→ **DATASET EXTRACT**:
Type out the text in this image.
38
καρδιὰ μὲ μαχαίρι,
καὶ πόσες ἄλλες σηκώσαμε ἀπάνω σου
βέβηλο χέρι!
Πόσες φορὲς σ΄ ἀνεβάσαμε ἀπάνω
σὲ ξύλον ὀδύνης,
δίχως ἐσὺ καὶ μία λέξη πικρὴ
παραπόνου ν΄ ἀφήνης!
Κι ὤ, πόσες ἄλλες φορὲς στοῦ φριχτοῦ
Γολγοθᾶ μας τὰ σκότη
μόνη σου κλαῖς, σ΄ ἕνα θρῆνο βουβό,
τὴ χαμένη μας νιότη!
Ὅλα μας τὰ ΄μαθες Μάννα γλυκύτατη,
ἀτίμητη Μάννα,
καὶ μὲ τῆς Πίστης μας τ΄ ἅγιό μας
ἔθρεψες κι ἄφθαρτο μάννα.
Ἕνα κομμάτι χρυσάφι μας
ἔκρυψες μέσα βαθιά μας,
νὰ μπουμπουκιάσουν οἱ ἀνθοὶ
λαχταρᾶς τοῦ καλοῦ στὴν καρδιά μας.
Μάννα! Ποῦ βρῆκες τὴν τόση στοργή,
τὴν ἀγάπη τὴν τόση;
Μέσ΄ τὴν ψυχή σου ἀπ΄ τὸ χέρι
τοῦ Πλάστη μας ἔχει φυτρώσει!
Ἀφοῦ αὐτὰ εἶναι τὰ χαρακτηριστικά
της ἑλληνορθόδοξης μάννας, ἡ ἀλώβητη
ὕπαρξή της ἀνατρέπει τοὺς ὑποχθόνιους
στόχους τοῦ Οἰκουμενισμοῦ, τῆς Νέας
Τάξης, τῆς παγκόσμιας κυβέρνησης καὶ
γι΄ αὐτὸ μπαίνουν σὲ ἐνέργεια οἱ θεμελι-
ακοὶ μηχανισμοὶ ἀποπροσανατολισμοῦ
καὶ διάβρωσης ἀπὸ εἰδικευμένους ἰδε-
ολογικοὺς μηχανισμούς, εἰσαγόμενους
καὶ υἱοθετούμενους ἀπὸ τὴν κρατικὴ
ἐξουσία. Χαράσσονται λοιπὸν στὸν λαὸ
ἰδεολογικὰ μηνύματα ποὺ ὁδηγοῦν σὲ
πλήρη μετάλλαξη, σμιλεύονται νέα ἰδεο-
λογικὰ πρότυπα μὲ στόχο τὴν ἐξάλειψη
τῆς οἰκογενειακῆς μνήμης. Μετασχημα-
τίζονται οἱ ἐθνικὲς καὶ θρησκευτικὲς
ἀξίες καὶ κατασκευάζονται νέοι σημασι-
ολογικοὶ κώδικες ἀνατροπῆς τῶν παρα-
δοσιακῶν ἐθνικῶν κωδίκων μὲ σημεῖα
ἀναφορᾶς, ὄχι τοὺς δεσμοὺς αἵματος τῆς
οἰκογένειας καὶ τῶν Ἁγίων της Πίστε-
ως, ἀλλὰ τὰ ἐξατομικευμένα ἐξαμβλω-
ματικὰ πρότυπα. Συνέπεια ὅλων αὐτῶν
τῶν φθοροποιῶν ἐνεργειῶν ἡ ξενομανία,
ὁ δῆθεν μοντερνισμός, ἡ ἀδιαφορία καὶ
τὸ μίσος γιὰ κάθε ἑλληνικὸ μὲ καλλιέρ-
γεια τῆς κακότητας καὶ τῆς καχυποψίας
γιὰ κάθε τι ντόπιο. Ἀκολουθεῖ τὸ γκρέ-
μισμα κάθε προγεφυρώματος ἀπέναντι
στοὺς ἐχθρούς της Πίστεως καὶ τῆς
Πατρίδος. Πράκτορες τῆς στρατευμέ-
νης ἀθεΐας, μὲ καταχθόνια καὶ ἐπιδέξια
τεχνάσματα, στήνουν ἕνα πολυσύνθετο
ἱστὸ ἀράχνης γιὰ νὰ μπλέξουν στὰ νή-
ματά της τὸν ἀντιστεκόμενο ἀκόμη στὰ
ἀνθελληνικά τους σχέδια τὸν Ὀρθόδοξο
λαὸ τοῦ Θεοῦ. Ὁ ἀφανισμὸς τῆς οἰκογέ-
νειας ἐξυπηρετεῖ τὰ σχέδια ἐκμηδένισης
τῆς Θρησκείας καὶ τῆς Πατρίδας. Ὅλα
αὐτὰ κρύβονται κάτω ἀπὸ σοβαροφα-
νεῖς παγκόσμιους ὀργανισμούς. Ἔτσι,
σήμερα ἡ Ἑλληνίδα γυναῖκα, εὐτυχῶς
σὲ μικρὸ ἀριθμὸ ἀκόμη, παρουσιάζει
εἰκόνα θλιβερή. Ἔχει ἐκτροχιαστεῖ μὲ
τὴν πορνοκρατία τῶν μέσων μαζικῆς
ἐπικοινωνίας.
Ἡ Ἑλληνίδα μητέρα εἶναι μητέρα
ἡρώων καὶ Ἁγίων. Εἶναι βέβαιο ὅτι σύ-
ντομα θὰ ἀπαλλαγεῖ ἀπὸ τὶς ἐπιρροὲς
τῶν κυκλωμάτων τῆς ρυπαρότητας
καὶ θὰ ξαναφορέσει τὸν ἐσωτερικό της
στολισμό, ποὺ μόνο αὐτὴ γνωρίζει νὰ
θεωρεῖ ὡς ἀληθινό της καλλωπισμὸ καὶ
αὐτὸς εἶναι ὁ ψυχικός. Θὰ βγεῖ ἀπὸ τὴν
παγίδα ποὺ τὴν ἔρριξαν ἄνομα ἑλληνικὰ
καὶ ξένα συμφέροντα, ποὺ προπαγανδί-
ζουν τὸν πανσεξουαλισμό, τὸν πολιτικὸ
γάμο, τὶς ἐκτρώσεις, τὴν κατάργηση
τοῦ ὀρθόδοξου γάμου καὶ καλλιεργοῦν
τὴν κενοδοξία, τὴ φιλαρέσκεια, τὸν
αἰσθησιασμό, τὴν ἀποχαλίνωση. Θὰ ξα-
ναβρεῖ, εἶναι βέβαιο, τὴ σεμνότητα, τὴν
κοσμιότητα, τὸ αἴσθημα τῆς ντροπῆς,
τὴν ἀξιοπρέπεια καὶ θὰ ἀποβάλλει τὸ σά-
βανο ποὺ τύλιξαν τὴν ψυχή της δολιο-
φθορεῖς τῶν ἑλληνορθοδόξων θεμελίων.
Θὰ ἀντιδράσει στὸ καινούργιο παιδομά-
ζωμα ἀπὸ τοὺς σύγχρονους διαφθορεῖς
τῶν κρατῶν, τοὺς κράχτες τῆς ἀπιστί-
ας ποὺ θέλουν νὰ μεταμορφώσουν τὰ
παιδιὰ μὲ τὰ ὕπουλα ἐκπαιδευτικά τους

→ **THE PROBLEM**:
Print the entries exactly. Include every one.

→ **WRITTEN ANSWER**:
Type out the text in this image.
38
καρδιὰ μὲ μαχαίρι,
καὶ πόσες ἄλλες σηκώσαμε ἀπάνω σου
βέβηλο χέρι!
Πόσες φορὲς σ΄ ἀνεβάσαμε ἀπάνω
σὲ ξύλον ὀδύνης,
δίχως ἐσὺ καὶ μία λέξη πικρὴ
παραπόνου ν΄ ἀφήνης!
Κι ὤ, πόσες ἄλλες φορὲς στοῦ φριχτοῦ
Γολγοθᾶ μας τὰ σκότη
μόνη σου κλαῖς, σ΄ ἕνα θρῆνο βουβό,
τὴ χαμένη μας νιότη!
Ὅλα μας τὰ ΄μαθες Μάννα γλυκύτατη,
ἀτίμητη Μάννα,
καὶ μὲ τῆς Πίστης μας τ΄ ἅγιό μας
ἔθρεψες κι ἄφθαρτο μάννα.
Ἕνα κομμάτι χρυσάφι μας
ἔκρυψες μέσα βαθιά μας,
νὰ μπουμπουκιάσουν οἱ ἀνθοὶ
λαχταρᾶς τοῦ καλοῦ στὴν καρδιά μας.
Μάννα! Ποῦ βρῆκες τὴν τόση στοργή,
τὴν ἀγάπη τὴν τόση;
Μέσ΄ τὴν ψυχή σου ἀπ΄ τὸ χέρι
τοῦ Πλάστη μας ἔχει φυτρώσει!
Ἀφοῦ αὐτὰ εἶναι τὰ χαρακτηριστικά
της ἑλληνορθόδοξης μάννας, ἡ ἀλώβητη
ὕπαρξή της ἀνατρέπει τοὺς ὑποχθόνιους
στόχους τοῦ Οἰκουμενισμοῦ, τῆς Νέας
Τάξης, τῆς παγκόσμιας κυβέρνησης καὶ
γι΄ αὐτὸ μπαίνουν σὲ ἐνέργεια οἱ θεμελι-
ακοὶ μηχανισμοὶ ἀποπροσανατολισμοῦ
καὶ διάβρωσης ἀπὸ εἰδικευμένους ἰδε-
ολογικοὺς μηχανισμούς, εἰσαγόμενους
καὶ υἱοθετούμενους ἀπὸ τὴν κρατικὴ
ἐξουσία. Χαράσσονται λοιπὸν στὸν λαὸ
ἰδεολογικὰ μηνύματα ποὺ ὁδηγοῦν σὲ
πλήρη μετάλλαξη, σμιλεύονται νέα ἰδεο-
λογικὰ πρότυπα μὲ στόχο τὴν ἐξάλειψη
τῆς οἰκογενειακῆς μνήμης. Μετασχημα-
τίζονται οἱ ἐθνικὲς καὶ θρησκευτικὲς
ἀξίες καὶ κατασκευάζονται νέοι σημασι-
ολογικοὶ κώδικες ἀνατροπῆς τῶν παρα-
δοσιακῶν ἐθνικῶν κωδίκων μὲ σημεῖα
ἀναφορᾶς, ὄχι τοὺς δεσμοὺς αἵματος τῆς
οἰκογένειας καὶ τῶν Ἁγίων της Πίστε-
ως, ἀλλὰ τὰ ἐξατομικευμένα ἐξαμβλω-
ματικὰ πρότυπα. Συνέπεια ὅλων αὐτῶν
τῶν φθοροποιῶν ἐνεργειῶν ἡ ξενομανία,
ὁ δῆθεν μοντερνισμός, ἡ ἀδιαφορία καὶ
τὸ μίσος γιὰ κάθε ἑλληνικὸ μὲ καλλιέρ-
γεια τῆς κακότητας καὶ τῆς καχυποψίας
γιὰ κάθε τι ντόπιο. Ἀκολουθεῖ τὸ γκρέ-
μισμα κάθε προγεφυρώματος ἀπέναντι
στοὺς ἐχθρούς της Πίστεως καὶ τῆς
Πατρίδος. Πράκτορες τῆς στρατευμέ-
νης ἀθεΐας, μὲ καταχθόνια καὶ ἐπιδέξια
τεχνάσματα, στήνουν ἕνα πολυσύνθετο
ἱστὸ ἀράχνης γιὰ νὰ μπλέξουν στὰ νή-
ματά της τὸν ἀντιστεκόμενο ἀκόμη στὰ
ἀνθελληνικά τους σχέδια τὸν Ὀρθόδοξο
λαὸ τοῦ Θεοῦ. Ὁ ἀφανισμὸς τῆς οἰκογέ-
νειας ἐξυπηρετεῖ τὰ σχέδια ἐκμηδένισης
τῆς Θρησκείας καὶ τῆς Πατρίδας. Ὅλα
αὐτὰ κρύβονται κάτω ἀπὸ σοβαροφα-
νεῖς παγκόσμιους ὀργανισμούς. Ἔτσι,
σήμερα ἡ Ἑλληνίδα γυναῖκα, εὐτυχῶς
σὲ μικρὸ ἀριθμὸ ἀκόμη, παρουσιάζει
εἰκόνα θλιβερή. Ἔχει ἐκτροχιαστεῖ μὲ
τὴν πορνοκρατία τῶν μέσων μαζικῆς
ἐπικοινωνίας.
Ἡ Ἑλληνίδα μητέρα εἶναι μητέρα
ἡρώων καὶ Ἁγίων. Εἶναι βέβαιο ὅτι σύ-
ντομα θὰ ἀπαλλαγεῖ ἀπὸ τὶς ἐπιρροὲς
τῶν κυκλωμάτων τῆς ρυπαρότητας
καὶ θὰ ξαναφορέσει τὸν ἐσωτερικό της
στολισμό, ποὺ μόνο αὐτὴ γνωρίζει νὰ
θεωρεῖ ὡς ἀληθινό της καλλωπισμὸ καὶ
αὐτὸς εἶναι ὁ ψυχικός. Θὰ βγεῖ ἀπὸ τὴν
παγίδα ποὺ τὴν ἔρριξαν ἄνομα ἑλληνικὰ
καὶ ξένα συμφέροντα, ποὺ προπαγανδί-
ζουν τὸν πανσεξουαλισμό, τὸν πολιτικὸ
γάμο, τὶς ἐκτρώσεις, τὴν κατάργηση
τοῦ ὀρθόδοξου γάμου καὶ καλλιεργοῦν
τὴν κενοδοξία, τὴ φιλαρέσκεια, τὸν
αἰσθησιασμό, τὴν ἀποχαλίνωση. Θὰ ξα-
ναβρεῖ, εἶναι βέβαιο, τὴ σεμνότητα, τὴν
κοσμιότητα, τὸ αἴσθημα τῆς ντροπῆς,
τὴν ἀξιοπρέπεια καὶ θὰ ἀποβάλλει τὸ σά-
βανο ποὺ τύλιξαν τὴν ψυχή της δολιο-
φθορεῖς τῶν ἑλληνορθοδόξων θεμελίων.
Θὰ ἀντιδράσει στὸ καινούργιο παιδομά-
ζωμα ἀπὸ τοὺς σύγχρονους διαφθορεῖς
τῶν κρατῶν, τοὺς κράχτες τῆς ἀπιστί-
ας ποὺ θέλουν νὰ μεταμορφώσουν τὰ
παιδιὰ μὲ τὰ ὕπουλα ἐκπαιδευτικά τους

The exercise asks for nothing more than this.